# OBJECTIVE
Retype every entry word for word.

•••

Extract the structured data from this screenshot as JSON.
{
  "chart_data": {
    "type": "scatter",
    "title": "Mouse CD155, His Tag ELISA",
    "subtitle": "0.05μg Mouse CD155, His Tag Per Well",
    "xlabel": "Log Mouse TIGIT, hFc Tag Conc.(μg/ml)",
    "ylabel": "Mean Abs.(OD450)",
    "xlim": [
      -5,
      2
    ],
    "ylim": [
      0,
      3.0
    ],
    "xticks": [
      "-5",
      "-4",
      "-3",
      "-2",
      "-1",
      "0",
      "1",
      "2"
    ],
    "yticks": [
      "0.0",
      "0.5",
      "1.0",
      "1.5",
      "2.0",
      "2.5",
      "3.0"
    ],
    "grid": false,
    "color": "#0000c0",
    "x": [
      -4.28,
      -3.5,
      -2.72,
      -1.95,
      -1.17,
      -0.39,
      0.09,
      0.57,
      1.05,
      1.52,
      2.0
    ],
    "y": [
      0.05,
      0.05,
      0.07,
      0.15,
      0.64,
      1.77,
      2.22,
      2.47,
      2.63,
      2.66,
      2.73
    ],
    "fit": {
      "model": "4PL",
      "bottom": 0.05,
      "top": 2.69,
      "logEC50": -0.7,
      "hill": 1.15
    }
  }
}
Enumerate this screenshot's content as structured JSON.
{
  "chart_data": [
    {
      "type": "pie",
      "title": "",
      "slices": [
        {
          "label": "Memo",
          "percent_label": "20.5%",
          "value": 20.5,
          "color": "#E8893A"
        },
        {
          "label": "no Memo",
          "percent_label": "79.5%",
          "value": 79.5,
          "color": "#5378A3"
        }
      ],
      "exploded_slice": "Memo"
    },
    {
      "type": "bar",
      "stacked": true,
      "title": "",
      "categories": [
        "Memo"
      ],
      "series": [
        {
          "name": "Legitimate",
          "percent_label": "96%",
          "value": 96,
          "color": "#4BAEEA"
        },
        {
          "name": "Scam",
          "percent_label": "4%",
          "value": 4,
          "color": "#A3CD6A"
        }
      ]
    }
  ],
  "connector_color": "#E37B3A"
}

•••

# RESPONSE
Extract the structured data from this screenshot as JSON.
{
  "chart_data": {
    "type": "scatter",
    "title": "Mouse CD155, His Tag ELISA",
    "subtitle": "0.05μg Mouse CD155, His Tag Per Well",
    "xlabel": "Log Mouse TIGIT, hFc Tag Conc.(μg/ml)",
    "ylabel": "Mean Abs.(OD450)",
    "xlim": [
      -5,
      2
    ],
    "ylim": [
      0,
      3.0
    ],
    "xticks": [
      "-5",
      "-4",
      "-3",
      "-2",
      "-1",
      "0",
      "1",
      "2"
    ],
    "yticks": [
      "0.0",
      "0.5",
      "1.0",
      "1.5",
      "2.0",
      "2.5",
      "3.0"
    ],
    "grid": false,
    "color": "#0000c0",
    "x": [
      -4.28,
      -3.5,
      -2.72,
      -1.95,
      -1.17,
      -0.39,
      0.09,
      0.57,
      1.05,
      1.52,
      2.0
    ],
    "y": [
      0.05,
      0.05,
      0.07,
      0.15,
      0.64,
      1.77,
      2.22,
      2.47,
      2.63,
      2.66,
      2.73
    ],
    "fit": {
      "model": "4PL",
      "bottom": 0.05,
      "top": 2.69,
      "logEC50": -0.7,
      "hill": 1.15
    }
  }
}
Enumerate this screenshot's content as structured JSON.
{
  "chart_data": [
    {
      "type": "pie",
      "title": "",
      "slices": [
        {
          "label": "Memo",
          "percent_label": "20.5%",
          "value": 20.5,
          "color": "#E8893A"
        },
        {
          "label": "no Memo",
          "percent_label": "79.5%",
          "value": 79.5,
          "color": "#5378A3"
        }
      ],
      "exploded_slice": "Memo"
    },
    {
      "type": "bar",
      "stacked": true,
      "title": "",
      "categories": [
        "Memo"
      ],
      "series": [
        {
          "name": "Legitimate",
          "percent_label": "96%",
          "value": 96,
          "color": "#4BAEEA"
        },
        {
          "name": "Scam",
          "percent_label": "4%",
          "value": 4,
          "color": "#A3CD6A"
        }
      ]
    }
  ],
  "connector_color": "#E37B3A"
}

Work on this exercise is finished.